───── STORED RECORDS ─────

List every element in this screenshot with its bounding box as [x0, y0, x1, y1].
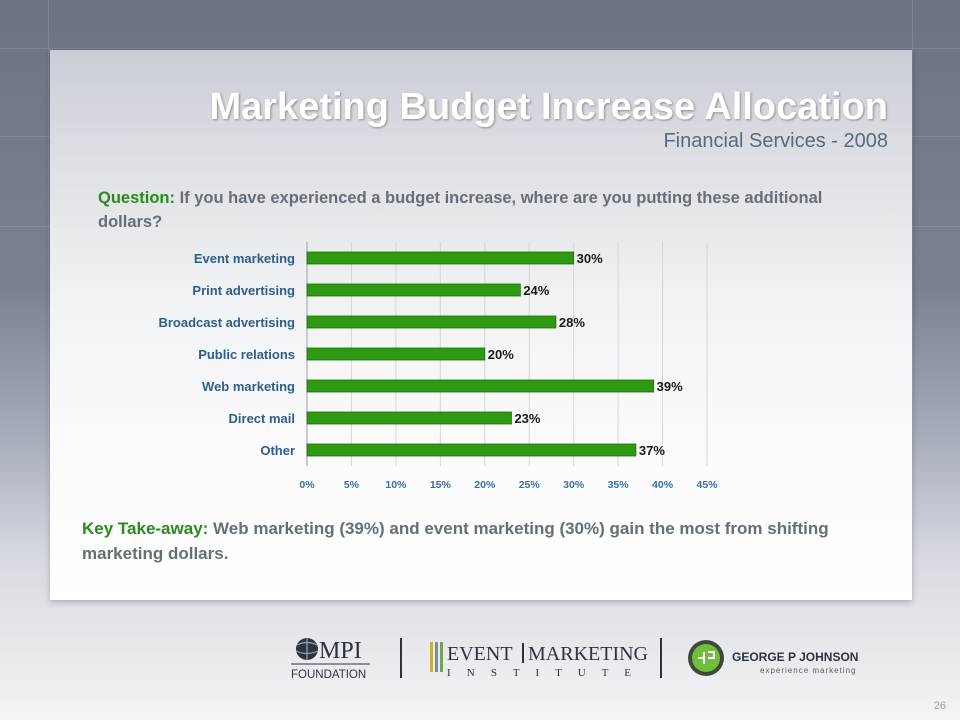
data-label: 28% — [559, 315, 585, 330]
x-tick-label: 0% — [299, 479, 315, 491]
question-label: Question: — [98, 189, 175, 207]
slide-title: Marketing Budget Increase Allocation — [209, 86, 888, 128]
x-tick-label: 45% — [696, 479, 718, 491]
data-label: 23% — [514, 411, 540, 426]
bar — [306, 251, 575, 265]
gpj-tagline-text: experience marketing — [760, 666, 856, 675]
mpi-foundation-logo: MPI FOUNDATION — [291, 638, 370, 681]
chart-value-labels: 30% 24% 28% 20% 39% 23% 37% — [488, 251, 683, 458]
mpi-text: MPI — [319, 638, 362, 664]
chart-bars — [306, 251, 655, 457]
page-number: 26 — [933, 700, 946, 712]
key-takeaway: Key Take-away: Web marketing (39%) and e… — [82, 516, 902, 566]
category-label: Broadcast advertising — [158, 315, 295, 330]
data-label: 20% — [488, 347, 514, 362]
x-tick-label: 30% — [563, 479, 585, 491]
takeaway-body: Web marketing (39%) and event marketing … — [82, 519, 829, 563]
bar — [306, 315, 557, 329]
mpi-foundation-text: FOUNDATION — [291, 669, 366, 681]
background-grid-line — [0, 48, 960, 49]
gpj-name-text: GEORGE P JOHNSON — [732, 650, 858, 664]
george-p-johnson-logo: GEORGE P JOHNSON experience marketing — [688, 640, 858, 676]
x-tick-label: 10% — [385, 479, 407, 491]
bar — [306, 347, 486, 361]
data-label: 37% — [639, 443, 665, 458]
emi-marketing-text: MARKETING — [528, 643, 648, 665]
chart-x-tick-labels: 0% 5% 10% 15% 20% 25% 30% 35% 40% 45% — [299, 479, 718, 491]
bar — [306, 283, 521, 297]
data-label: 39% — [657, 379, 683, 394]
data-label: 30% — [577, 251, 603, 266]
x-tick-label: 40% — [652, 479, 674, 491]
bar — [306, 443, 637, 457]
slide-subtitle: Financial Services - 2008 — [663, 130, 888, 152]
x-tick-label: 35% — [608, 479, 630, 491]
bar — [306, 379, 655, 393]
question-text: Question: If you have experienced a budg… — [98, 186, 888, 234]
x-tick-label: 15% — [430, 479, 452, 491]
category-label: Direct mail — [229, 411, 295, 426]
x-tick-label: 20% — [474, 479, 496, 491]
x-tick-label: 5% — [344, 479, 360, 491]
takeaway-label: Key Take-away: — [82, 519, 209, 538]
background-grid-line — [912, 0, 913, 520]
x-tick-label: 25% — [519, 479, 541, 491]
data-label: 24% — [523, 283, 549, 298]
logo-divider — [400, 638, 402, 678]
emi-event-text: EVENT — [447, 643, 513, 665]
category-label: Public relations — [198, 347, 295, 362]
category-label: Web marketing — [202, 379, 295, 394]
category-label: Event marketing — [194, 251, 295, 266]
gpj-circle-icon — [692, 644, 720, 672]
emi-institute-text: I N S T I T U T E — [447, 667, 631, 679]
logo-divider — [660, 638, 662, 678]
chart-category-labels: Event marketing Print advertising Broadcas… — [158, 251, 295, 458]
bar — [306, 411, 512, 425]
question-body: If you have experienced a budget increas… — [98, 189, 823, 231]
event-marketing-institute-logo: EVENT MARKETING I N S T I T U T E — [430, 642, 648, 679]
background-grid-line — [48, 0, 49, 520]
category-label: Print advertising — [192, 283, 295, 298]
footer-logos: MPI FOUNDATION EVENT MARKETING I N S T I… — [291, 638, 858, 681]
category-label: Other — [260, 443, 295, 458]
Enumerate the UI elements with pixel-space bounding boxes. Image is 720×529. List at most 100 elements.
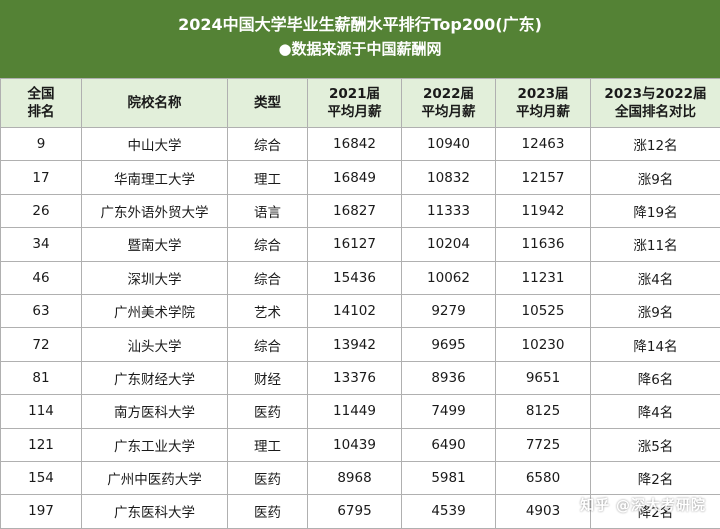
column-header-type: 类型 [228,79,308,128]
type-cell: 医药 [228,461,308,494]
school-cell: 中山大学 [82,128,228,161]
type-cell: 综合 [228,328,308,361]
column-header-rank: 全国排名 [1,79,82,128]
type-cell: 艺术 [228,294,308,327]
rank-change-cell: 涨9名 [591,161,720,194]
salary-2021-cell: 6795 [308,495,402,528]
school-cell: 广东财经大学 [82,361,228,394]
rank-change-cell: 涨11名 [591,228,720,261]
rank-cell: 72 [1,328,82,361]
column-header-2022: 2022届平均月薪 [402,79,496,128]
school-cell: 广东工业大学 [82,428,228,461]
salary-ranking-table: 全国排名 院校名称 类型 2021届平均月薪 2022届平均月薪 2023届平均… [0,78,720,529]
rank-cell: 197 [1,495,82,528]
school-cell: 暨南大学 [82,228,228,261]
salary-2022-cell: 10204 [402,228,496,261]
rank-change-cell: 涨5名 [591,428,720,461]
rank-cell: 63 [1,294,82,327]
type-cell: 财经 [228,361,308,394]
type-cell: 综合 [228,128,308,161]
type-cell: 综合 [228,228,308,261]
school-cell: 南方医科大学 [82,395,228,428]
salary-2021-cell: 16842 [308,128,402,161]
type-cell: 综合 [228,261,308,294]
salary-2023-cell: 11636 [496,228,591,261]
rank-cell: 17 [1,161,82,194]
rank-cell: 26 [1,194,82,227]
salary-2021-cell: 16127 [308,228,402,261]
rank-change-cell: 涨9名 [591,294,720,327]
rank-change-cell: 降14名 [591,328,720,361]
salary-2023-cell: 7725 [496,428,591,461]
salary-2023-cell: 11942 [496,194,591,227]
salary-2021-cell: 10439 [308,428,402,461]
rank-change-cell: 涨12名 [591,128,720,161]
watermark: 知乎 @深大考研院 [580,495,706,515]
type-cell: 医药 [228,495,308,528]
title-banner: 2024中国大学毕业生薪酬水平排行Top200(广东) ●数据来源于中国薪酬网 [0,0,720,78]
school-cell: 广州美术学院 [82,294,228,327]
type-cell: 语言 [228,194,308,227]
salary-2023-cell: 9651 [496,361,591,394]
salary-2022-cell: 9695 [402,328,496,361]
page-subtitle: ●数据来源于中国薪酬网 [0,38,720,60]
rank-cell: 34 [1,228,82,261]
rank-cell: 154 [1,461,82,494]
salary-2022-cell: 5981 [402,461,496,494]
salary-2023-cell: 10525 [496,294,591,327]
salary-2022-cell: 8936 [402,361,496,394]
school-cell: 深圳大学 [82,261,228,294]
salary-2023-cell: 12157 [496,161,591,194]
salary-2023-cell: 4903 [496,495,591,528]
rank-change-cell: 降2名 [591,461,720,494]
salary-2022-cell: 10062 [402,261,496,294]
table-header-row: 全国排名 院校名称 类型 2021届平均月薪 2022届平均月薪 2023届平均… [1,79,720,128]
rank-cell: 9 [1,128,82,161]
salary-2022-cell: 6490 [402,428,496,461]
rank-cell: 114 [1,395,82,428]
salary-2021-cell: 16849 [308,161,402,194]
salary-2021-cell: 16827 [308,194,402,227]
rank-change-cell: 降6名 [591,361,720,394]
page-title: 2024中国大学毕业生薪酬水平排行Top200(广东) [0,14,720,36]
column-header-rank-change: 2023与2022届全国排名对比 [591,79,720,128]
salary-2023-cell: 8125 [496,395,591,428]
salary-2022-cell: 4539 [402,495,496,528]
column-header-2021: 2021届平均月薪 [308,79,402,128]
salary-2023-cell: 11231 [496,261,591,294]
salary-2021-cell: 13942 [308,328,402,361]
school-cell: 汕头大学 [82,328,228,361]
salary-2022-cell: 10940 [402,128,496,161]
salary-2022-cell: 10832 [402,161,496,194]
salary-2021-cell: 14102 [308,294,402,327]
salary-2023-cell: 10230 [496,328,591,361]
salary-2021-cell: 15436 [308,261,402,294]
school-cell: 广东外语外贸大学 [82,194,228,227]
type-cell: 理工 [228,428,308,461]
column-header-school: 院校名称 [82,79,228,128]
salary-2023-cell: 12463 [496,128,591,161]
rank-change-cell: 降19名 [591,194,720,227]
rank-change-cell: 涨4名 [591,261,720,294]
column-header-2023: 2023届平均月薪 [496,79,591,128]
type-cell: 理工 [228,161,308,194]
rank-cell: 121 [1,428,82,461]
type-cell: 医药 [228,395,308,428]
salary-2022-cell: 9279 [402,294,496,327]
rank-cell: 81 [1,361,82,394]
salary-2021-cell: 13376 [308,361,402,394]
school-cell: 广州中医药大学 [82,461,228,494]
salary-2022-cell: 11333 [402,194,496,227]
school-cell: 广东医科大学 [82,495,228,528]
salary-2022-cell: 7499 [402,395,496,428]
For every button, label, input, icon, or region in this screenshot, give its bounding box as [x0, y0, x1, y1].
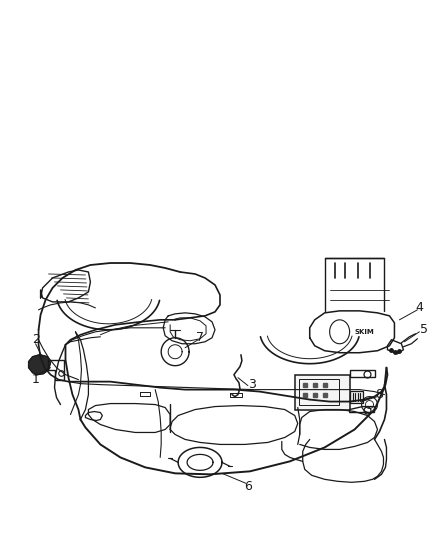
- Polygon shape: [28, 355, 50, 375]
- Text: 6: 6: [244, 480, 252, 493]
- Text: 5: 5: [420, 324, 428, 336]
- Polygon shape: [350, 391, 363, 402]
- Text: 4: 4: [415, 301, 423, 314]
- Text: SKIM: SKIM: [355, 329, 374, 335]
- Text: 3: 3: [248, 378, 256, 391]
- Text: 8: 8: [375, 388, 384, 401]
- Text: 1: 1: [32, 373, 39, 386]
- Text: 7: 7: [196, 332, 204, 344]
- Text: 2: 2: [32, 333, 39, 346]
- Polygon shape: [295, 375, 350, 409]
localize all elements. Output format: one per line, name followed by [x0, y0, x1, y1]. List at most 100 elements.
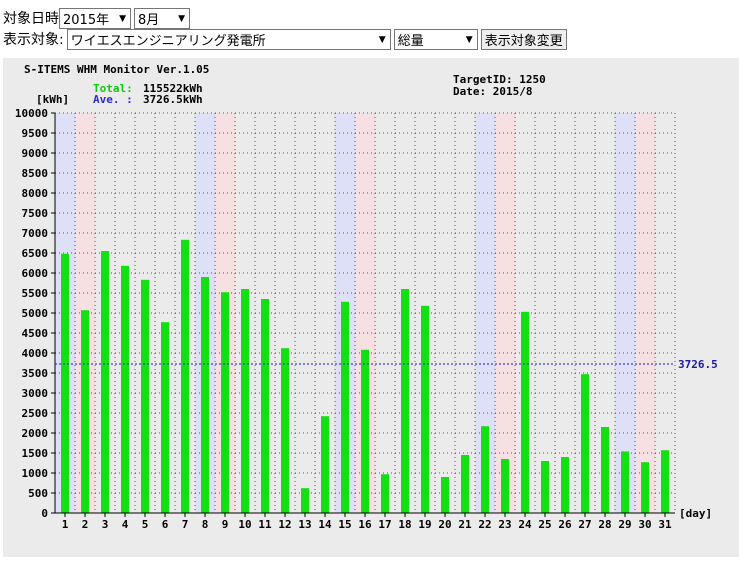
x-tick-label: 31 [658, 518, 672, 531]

─────

* [STATED TASK]: Please copy out, word for word, the listing lines beginning with the one that contains "- Polygon shape: [28, 355, 50, 375]" and continuing through the one that contains "- Polygon shape: [295, 375, 350, 409]", both included.

* [COMPLETE OUTPUT]:
- Polygon shape: [28, 355, 50, 375]
- Text: 6: 6: [244, 480, 252, 493]
- Text: 5: 5: [420, 324, 428, 336]
- Polygon shape: [350, 391, 363, 402]
- Text: 4: 4: [415, 301, 423, 314]
- Text: SKIM: SKIM: [355, 329, 374, 335]
- Text: 3: 3: [248, 378, 256, 391]
- Text: 8: 8: [375, 388, 384, 401]
- Text: 1: 1: [32, 373, 39, 386]
- Text: 7: 7: [196, 332, 204, 344]
- Text: 2: 2: [32, 333, 39, 346]
- Polygon shape: [295, 375, 350, 409]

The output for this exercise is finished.